▶ [What to produce] Restate all of the entries exactly, dropping any pictures they hold.

[Extracted records]

>>>>

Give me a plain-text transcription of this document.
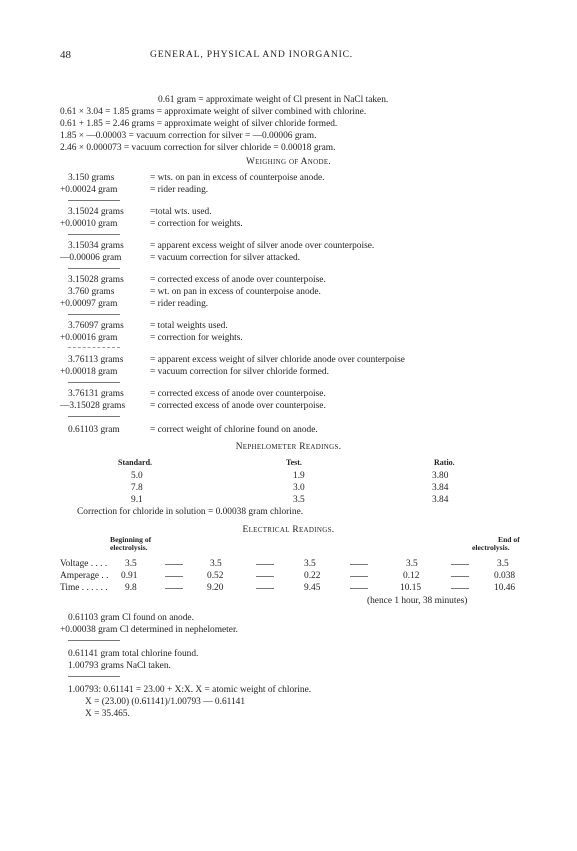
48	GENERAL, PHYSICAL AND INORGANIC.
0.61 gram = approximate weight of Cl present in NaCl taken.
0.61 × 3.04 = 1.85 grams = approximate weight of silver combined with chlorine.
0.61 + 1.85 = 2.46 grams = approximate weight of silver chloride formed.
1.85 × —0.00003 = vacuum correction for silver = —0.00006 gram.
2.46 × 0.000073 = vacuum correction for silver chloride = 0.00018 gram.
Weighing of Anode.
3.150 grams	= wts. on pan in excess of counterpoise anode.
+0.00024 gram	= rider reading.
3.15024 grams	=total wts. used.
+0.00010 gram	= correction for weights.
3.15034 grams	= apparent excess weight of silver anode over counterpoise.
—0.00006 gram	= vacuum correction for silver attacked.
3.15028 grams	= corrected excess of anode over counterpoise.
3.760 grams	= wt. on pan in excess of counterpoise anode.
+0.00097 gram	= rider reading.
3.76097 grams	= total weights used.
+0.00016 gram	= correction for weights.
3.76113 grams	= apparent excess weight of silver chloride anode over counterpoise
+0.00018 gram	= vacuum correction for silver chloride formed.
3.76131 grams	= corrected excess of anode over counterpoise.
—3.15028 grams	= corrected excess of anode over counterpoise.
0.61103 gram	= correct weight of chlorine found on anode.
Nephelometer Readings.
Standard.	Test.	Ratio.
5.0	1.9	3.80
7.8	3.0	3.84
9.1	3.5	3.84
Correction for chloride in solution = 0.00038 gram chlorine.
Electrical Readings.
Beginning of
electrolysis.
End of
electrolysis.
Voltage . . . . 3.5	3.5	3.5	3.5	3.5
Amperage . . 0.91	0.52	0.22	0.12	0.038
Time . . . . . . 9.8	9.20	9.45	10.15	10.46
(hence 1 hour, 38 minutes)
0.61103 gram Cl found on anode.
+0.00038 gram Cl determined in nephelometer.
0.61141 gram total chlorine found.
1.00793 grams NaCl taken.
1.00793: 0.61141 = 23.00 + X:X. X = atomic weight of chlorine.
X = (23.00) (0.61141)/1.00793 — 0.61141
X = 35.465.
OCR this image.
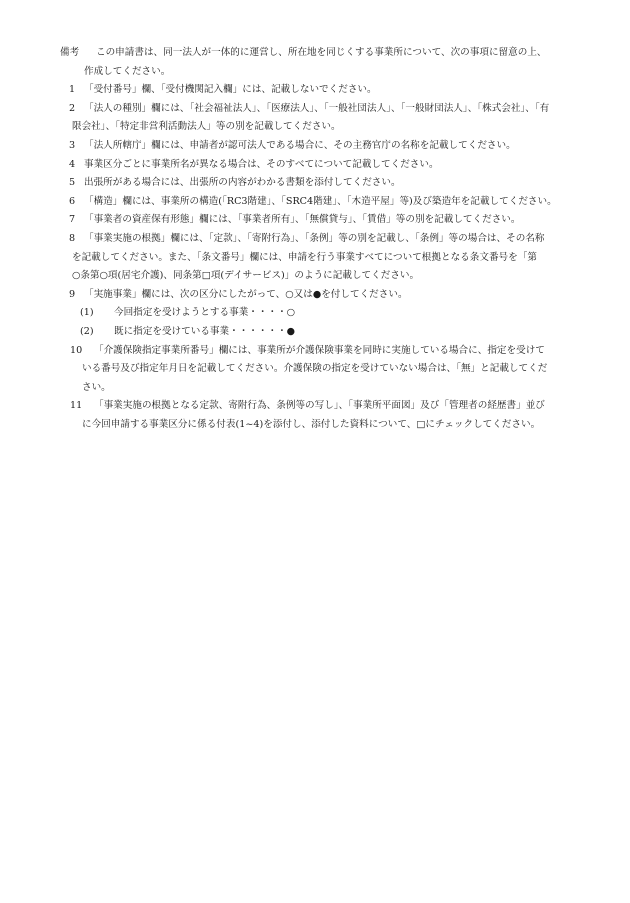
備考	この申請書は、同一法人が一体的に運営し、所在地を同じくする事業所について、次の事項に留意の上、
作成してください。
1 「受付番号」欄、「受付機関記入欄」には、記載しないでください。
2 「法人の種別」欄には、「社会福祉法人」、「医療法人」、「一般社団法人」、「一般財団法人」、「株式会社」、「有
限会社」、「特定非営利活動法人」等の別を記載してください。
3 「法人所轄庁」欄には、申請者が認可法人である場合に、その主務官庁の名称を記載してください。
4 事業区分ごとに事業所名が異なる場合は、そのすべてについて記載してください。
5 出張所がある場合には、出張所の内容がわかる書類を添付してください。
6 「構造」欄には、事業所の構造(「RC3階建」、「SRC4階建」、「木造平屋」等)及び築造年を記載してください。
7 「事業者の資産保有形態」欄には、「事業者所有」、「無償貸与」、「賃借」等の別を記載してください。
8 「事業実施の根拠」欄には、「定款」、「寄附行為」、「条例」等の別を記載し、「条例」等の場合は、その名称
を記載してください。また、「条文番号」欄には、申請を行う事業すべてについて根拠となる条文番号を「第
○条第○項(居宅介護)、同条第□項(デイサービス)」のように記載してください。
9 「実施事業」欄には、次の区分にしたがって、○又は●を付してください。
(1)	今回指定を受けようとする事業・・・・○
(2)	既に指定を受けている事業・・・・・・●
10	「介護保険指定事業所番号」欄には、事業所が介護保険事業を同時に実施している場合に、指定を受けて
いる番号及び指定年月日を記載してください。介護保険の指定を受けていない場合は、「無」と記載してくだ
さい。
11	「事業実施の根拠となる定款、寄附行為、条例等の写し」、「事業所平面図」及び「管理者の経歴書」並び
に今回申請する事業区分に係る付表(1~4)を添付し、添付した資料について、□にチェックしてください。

<<<<

▶ [Exercise output]
Give me a plain-text transcription of this document.
48	GENERAL, PHYSICAL AND INORGANIC.
0.61 gram = approximate weight of Cl present in NaCl taken.
0.61 × 3.04 = 1.85 grams = approximate weight of silver combined with chlorine.
0.61 + 1.85 = 2.46 grams = approximate weight of silver chloride formed.
1.85 × —0.00003 = vacuum correction for silver = —0.00006 gram.
2.46 × 0.000073 = vacuum correction for silver chloride = 0.00018 gram.
Weighing of Anode.
3.150 grams	= wts. on pan in excess of counterpoise anode.
+0.00024 gram	= rider reading.
3.15024 grams	=total wts. used.
+0.00010 gram	= correction for weights.
3.15034 grams	= apparent excess weight of silver anode over counterpoise.
—0.00006 gram	= vacuum correction for silver attacked.
3.15028 grams	= corrected excess of anode over counterpoise.
3.760 grams	= wt. on pan in excess of counterpoise anode.
+0.00097 gram	= rider reading.
3.76097 grams	= total weights used.
+0.00016 gram	= correction for weights.
3.76113 grams	= apparent excess weight of silver chloride anode over counterpoise
+0.00018 gram	= vacuum correction for silver chloride formed.
3.76131 grams	= corrected excess of anode over counterpoise.
—3.15028 grams	= corrected excess of anode over counterpoise.
0.61103 gram	= correct weight of chlorine found on anode.
Nephelometer Readings.
Standard.	Test.	Ratio.
5.0	1.9	3.80
7.8	3.0	3.84
9.1	3.5	3.84
Correction for chloride in solution = 0.00038 gram chlorine.
Electrical Readings.
Beginning of
electrolysis.
End of
electrolysis.
Voltage . . . . 3.5	3.5	3.5	3.5	3.5
Amperage . . 0.91	0.52	0.22	0.12	0.038
Time . . . . . . 9.8	9.20	9.45	10.15	10.46
(hence 1 hour, 38 minutes)
0.61103 gram Cl found on anode.
+0.00038 gram Cl determined in nephelometer.
0.61141 gram total chlorine found.
1.00793 grams NaCl taken.
1.00793: 0.61141 = 23.00 + X:X. X = atomic weight of chlorine.
X = (23.00) (0.61141)/1.00793 — 0.61141
X = 35.465.
OCR this image.
備考	この申請書は、同一法人が一体的に運営し、所在地を同じくする事業所について、次の事項に留意の上、
作成してください。
1 「受付番号」欄、「受付機関記入欄」には、記載しないでください。
2 「法人の種別」欄には、「社会福祉法人」、「医療法人」、「一般社団法人」、「一般財団法人」、「株式会社」、「有
限会社」、「特定非営利活動法人」等の別を記載してください。
3 「法人所轄庁」欄には、申請者が認可法人である場合に、その主務官庁の名称を記載してください。
4 事業区分ごとに事業所名が異なる場合は、そのすべてについて記載してください。
5 出張所がある場合には、出張所の内容がわかる書類を添付してください。
6 「構造」欄には、事業所の構造(「RC3階建」、「SRC4階建」、「木造平屋」等)及び築造年を記載してください。
7 「事業者の資産保有形態」欄には、「事業者所有」、「無償貸与」、「賃借」等の別を記載してください。
8 「事業実施の根拠」欄には、「定款」、「寄附行為」、「条例」等の別を記載し、「条例」等の場合は、その名称
を記載してください。また、「条文番号」欄には、申請を行う事業すべてについて根拠となる条文番号を「第
○条第○項(居宅介護)、同条第□項(デイサービス)」のように記載してください。
9 「実施事業」欄には、次の区分にしたがって、○又は●を付してください。
(1)	今回指定を受けようとする事業・・・・○
(2)	既に指定を受けている事業・・・・・・●
10	「介護保険指定事業所番号」欄には、事業所が介護保険事業を同時に実施している場合に、指定を受けて
いる番号及び指定年月日を記載してください。介護保険の指定を受けていない場合は、「無」と記載してくだ
さい。
11	「事業実施の根拠となる定款、寄附行為、条例等の写し」、「事業所平面図」及び「管理者の経歴書」並び
に今回申請する事業区分に係る付表(1~4)を添付し、添付した資料について、□にチェックしてください。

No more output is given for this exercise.